Stored entries.
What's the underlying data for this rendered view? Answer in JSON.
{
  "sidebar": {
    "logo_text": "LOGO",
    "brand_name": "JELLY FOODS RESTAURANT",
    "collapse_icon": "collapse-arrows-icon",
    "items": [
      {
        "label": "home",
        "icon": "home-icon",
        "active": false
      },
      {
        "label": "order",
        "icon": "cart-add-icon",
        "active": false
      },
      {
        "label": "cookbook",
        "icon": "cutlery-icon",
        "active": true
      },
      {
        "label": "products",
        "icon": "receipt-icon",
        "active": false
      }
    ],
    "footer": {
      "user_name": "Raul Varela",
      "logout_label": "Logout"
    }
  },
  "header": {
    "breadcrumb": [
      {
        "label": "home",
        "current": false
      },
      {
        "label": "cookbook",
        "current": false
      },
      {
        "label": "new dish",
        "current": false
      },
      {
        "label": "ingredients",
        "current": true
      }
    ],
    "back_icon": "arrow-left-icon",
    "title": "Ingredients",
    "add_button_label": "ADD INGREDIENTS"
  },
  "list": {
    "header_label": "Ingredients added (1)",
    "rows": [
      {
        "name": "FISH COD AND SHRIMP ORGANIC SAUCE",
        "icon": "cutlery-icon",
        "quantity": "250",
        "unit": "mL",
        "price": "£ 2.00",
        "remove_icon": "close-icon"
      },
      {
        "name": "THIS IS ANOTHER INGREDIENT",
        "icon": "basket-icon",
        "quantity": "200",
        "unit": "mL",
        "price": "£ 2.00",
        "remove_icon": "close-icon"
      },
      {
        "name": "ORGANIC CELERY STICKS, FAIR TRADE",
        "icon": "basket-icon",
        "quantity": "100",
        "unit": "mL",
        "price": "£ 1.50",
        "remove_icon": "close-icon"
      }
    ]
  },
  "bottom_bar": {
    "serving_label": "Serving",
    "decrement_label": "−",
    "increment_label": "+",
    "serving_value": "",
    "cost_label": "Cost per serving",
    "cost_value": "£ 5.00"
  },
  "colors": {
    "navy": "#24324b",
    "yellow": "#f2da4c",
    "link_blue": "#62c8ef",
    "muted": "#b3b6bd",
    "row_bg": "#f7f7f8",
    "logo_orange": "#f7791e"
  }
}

Exercise instructions. Copy out every line of the data above, exactly as given.

Finished exercise.
What's the underlying data for this rendered view? Answer in JSON.
{
  "sidebar": {
    "logo_text": "LOGO",
    "brand_name": "JELLY FOODS RESTAURANT",
    "collapse_icon": "collapse-arrows-icon",
    "items": [
      {
        "label": "home",
        "icon": "home-icon",
        "active": false
      },
      {
        "label": "order",
        "icon": "cart-add-icon",
        "active": false
      },
      {
        "label": "cookbook",
        "icon": "cutlery-icon",
        "active": true
      },
      {
        "label": "products",
        "icon": "receipt-icon",
        "active": false
      }
    ],
    "footer": {
      "user_name": "Raul Varela",
      "logout_label": "Logout"
    }
  },
  "header": {
    "breadcrumb": [
      {
        "label": "home",
        "current": false
      },
      {
        "label": "cookbook",
        "current": false
      },
      {
        "label": "new dish",
        "current": false
      },
      {
        "label": "ingredients",
        "current": true
      }
    ],
    "back_icon": "arrow-left-icon",
    "title": "Ingredients",
    "add_button_label": "ADD INGREDIENTS"
  },
  "list": {
    "header_label": "Ingredients added (1)",
    "rows": [
      {
        "name": "FISH COD AND SHRIMP ORGANIC SAUCE",
        "icon": "cutlery-icon",
        "quantity": "250",
        "unit": "mL",
        "price": "£ 2.00",
        "remove_icon": "close-icon"
      },
      {
        "name": "THIS IS ANOTHER INGREDIENT",
        "icon": "basket-icon",
        "quantity": "200",
        "unit": "mL",
        "price": "£ 2.00",
        "remove_icon": "close-icon"
      },
      {
        "name": "ORGANIC CELERY STICKS, FAIR TRADE",
        "icon": "basket-icon",
        "quantity": "100",
        "unit": "mL",
        "price": "£ 1.50",
        "remove_icon": "close-icon"
      }
    ]
  },
  "bottom_bar": {
    "serving_label": "Serving",
    "decrement_label": "−",
    "increment_label": "+",
    "serving_value": "",
    "cost_label": "Cost per serving",
    "cost_value": "£ 5.00"
  },
  "colors": {
    "navy": "#24324b",
    "yellow": "#f2da4c",
    "link_blue": "#62c8ef",
    "muted": "#b3b6bd",
    "row_bg": "#f7f7f8",
    "logo_orange": "#f7791e"
  }
}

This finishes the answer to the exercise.